[Layout dataset entries]
** Start **
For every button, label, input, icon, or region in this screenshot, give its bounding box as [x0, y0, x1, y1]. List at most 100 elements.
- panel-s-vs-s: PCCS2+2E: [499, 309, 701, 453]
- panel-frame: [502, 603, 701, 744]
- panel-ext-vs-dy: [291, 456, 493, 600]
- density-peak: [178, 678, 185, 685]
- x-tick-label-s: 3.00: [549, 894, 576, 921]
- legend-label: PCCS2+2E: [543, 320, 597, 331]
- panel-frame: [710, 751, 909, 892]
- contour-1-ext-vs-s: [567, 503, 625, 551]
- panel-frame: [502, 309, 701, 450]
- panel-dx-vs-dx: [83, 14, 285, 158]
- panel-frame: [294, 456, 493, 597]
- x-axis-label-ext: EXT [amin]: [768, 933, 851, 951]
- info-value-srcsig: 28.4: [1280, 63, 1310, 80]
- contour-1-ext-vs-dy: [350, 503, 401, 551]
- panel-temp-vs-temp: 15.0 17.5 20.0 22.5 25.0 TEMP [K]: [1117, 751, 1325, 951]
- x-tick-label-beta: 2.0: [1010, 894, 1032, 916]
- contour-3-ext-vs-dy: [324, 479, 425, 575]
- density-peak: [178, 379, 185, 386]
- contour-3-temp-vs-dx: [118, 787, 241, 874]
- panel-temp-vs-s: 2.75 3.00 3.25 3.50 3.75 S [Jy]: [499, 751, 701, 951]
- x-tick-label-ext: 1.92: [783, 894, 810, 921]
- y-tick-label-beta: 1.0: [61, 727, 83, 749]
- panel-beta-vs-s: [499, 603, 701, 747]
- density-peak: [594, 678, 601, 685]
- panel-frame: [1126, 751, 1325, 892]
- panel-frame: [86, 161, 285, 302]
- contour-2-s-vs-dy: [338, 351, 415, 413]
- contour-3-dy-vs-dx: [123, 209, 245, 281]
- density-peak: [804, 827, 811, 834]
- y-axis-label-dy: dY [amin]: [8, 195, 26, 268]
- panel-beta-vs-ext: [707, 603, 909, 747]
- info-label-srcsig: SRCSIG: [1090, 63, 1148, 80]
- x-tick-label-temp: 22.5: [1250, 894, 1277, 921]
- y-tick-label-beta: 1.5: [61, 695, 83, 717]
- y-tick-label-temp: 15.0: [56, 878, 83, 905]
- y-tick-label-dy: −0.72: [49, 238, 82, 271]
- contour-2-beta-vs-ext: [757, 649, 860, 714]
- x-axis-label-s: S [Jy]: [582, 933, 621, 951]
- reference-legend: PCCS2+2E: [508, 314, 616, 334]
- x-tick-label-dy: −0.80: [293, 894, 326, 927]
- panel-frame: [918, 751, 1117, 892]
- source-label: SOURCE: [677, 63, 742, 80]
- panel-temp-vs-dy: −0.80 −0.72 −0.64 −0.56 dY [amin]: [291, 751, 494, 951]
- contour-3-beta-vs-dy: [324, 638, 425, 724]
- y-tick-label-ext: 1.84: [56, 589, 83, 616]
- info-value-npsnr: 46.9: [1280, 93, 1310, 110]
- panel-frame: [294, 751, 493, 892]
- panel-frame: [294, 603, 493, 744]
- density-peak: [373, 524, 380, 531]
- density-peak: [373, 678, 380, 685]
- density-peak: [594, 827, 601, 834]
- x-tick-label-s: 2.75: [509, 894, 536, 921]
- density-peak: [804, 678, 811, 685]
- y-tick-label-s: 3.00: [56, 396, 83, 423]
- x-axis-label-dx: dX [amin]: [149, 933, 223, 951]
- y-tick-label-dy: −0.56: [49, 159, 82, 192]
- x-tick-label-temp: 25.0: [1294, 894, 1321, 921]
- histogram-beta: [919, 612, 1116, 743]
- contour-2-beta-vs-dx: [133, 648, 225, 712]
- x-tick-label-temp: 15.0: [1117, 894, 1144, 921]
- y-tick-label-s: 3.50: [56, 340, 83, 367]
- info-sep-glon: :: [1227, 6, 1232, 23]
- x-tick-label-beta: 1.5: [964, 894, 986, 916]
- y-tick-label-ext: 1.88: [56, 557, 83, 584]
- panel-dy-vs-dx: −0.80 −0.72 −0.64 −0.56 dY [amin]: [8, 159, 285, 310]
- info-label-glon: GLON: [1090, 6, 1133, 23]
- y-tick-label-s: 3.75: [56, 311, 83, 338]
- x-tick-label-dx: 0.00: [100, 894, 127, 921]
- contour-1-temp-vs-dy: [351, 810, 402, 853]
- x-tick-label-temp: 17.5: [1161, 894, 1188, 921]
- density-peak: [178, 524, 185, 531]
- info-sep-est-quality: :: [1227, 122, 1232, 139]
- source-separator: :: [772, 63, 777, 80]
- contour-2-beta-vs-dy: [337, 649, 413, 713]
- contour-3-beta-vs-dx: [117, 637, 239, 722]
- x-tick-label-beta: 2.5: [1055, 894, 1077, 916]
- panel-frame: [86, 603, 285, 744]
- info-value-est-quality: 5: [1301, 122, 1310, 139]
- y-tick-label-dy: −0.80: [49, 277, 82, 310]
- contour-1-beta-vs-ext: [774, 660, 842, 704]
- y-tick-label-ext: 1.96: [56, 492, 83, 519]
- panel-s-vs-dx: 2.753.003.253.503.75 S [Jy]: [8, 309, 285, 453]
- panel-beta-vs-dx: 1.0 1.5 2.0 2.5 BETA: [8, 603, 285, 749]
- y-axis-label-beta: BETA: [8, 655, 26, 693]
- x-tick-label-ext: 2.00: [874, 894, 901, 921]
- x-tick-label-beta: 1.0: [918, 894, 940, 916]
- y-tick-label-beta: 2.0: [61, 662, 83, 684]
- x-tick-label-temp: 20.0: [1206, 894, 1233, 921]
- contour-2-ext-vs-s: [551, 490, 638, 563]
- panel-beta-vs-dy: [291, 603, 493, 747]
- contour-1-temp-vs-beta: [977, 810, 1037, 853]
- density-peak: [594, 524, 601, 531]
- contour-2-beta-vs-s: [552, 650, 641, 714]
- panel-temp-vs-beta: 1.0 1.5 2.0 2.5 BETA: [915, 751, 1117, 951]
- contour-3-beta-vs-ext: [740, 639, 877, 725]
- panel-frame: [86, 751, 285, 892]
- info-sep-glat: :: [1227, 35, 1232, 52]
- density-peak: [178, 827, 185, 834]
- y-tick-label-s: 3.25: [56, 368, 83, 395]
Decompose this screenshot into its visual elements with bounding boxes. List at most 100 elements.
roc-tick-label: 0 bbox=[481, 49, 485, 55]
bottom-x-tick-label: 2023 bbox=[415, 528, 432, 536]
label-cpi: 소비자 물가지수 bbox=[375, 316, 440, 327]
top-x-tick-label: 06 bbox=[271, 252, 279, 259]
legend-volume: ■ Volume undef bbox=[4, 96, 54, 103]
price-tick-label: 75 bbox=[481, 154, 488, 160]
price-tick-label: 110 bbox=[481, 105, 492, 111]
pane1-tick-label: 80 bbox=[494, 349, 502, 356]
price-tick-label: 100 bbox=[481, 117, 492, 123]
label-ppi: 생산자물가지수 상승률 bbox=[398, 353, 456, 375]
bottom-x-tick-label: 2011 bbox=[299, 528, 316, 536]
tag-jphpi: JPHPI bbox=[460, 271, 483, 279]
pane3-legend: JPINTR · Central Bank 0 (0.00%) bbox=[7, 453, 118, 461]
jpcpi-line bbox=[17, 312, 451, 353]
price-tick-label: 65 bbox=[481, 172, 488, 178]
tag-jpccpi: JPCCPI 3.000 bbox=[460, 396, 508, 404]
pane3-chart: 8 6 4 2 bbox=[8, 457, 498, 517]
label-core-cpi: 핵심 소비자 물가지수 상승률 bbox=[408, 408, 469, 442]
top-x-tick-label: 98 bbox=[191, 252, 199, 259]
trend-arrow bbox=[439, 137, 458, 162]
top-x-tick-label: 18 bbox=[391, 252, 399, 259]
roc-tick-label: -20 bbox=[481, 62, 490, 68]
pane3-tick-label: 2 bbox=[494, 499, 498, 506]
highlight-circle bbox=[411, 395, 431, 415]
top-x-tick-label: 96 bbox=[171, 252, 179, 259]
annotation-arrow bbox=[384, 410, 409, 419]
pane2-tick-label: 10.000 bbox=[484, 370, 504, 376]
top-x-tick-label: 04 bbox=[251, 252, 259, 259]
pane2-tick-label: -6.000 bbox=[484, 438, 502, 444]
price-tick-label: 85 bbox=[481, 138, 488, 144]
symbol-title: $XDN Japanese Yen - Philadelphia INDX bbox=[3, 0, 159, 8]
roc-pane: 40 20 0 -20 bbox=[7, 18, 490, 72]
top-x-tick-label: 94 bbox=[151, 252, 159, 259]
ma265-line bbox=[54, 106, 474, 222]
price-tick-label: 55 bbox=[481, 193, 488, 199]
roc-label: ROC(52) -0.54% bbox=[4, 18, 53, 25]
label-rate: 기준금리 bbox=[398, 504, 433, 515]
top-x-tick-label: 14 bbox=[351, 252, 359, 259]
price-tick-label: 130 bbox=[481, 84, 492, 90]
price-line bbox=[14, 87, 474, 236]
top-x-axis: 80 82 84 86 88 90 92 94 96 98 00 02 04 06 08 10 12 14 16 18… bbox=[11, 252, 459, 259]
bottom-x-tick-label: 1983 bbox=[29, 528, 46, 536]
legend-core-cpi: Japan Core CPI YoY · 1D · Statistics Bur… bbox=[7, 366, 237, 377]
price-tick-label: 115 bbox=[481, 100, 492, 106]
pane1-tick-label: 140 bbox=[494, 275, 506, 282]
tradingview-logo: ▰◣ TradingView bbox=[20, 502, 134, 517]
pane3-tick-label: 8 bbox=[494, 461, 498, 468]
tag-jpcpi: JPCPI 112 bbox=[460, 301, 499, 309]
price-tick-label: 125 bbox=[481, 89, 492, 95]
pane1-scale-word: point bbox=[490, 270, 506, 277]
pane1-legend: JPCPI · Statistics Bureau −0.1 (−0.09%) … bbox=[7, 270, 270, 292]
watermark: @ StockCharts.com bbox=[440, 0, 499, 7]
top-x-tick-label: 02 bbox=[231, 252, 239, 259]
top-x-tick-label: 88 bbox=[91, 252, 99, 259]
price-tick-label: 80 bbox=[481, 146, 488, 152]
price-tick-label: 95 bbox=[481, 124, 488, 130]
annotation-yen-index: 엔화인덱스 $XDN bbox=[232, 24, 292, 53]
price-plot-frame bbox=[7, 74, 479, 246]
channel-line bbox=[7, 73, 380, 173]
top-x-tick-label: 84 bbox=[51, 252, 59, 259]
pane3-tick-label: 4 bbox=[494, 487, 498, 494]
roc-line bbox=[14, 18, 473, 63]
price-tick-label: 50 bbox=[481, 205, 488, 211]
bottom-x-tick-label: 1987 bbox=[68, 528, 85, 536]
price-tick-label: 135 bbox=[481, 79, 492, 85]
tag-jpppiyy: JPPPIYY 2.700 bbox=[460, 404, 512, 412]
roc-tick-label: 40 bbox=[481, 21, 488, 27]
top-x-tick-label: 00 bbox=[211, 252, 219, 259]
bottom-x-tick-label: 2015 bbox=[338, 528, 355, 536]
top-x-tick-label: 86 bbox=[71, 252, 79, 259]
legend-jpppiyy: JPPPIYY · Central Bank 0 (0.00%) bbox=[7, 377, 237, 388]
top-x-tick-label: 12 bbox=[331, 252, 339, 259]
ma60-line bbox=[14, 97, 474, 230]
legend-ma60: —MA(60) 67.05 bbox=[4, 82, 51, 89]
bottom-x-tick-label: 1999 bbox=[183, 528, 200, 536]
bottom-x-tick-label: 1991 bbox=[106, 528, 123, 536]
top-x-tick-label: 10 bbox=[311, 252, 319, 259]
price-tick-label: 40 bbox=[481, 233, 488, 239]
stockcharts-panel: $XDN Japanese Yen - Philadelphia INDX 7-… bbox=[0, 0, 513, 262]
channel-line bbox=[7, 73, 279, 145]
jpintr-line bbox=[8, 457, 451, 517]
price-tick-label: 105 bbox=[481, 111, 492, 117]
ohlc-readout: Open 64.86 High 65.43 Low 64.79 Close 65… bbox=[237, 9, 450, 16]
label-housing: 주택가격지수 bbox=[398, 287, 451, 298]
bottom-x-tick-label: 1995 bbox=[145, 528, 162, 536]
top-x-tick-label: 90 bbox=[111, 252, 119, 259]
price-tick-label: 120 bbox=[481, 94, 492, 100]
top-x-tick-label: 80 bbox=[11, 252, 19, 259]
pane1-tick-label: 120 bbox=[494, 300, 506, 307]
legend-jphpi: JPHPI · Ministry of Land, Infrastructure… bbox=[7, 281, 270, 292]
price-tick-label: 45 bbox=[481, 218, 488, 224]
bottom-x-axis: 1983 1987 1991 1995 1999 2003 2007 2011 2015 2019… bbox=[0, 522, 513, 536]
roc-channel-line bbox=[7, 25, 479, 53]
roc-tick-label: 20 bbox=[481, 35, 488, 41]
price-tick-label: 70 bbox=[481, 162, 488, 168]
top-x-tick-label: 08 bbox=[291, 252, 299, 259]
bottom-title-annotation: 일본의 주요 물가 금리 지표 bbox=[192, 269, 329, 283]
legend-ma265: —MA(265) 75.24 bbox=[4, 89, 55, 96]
** End **
**TASK DETAILS:** Copy out the rows above word for word, starting at the first line and ending at the line that contains "- contour-2-s-vs-dy: [338, 351, 415, 413]".

**RESULT:**
For every button, label, input, icon, or region in this screenshot, give its bounding box as [x0, y0, x1, y1]. List at most 100 elements.
- panel-s-vs-s: PCCS2+2E: [499, 309, 701, 453]
- panel-frame: [502, 603, 701, 744]
- panel-ext-vs-dy: [291, 456, 493, 600]
- density-peak: [178, 678, 185, 685]
- x-tick-label-s: 3.00: [549, 894, 576, 921]
- legend-label: PCCS2+2E: [543, 320, 597, 331]
- panel-frame: [710, 751, 909, 892]
- contour-1-ext-vs-s: [567, 503, 625, 551]
- panel-frame: [502, 309, 701, 450]
- panel-dx-vs-dx: [83, 14, 285, 158]
- panel-frame: [294, 456, 493, 597]
- x-axis-label-ext: EXT [amin]: [768, 933, 851, 951]
- info-value-srcsig: 28.4: [1280, 63, 1310, 80]
- contour-1-ext-vs-dy: [350, 503, 401, 551]
- panel-temp-vs-temp: 15.0 17.5 20.0 22.5 25.0 TEMP [K]: [1117, 751, 1325, 951]
- x-tick-label-beta: 2.0: [1010, 894, 1032, 916]
- contour-3-ext-vs-dy: [324, 479, 425, 575]
- density-peak: [178, 379, 185, 386]
- contour-3-temp-vs-dx: [118, 787, 241, 874]
- panel-temp-vs-s: 2.75 3.00 3.25 3.50 3.75 S [Jy]: [499, 751, 701, 951]
- x-tick-label-ext: 1.92: [783, 894, 810, 921]
- y-tick-label-beta: 1.0: [61, 727, 83, 749]
- panel-beta-vs-s: [499, 603, 701, 747]
- density-peak: [594, 678, 601, 685]
- panel-frame: [1126, 751, 1325, 892]
- panel-frame: [86, 161, 285, 302]
- contour-2-s-vs-dy: [338, 351, 415, 413]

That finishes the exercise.